■ **Work instructions**
Only the number is wanted: count the lines that include the word "Accuracy".

··········

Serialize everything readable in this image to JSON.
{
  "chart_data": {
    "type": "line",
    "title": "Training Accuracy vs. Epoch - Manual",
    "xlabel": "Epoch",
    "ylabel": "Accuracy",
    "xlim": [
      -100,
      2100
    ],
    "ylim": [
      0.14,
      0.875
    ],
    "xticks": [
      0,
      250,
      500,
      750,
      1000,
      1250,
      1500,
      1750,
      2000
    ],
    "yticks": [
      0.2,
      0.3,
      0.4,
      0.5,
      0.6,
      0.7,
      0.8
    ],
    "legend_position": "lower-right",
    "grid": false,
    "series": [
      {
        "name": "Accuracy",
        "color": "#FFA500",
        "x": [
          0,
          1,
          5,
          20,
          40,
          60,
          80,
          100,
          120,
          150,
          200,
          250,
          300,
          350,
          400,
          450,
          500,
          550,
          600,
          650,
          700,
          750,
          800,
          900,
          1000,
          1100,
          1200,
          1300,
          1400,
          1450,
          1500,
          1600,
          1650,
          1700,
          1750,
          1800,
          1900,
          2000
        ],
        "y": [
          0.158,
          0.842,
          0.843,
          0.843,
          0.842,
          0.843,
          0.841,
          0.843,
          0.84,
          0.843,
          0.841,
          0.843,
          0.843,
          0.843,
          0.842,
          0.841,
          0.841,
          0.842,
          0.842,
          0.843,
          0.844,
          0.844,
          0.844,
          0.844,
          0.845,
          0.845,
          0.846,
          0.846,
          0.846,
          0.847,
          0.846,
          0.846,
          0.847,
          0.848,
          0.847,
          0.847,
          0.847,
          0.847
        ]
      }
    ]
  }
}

··········

■ **Exercise solution**
3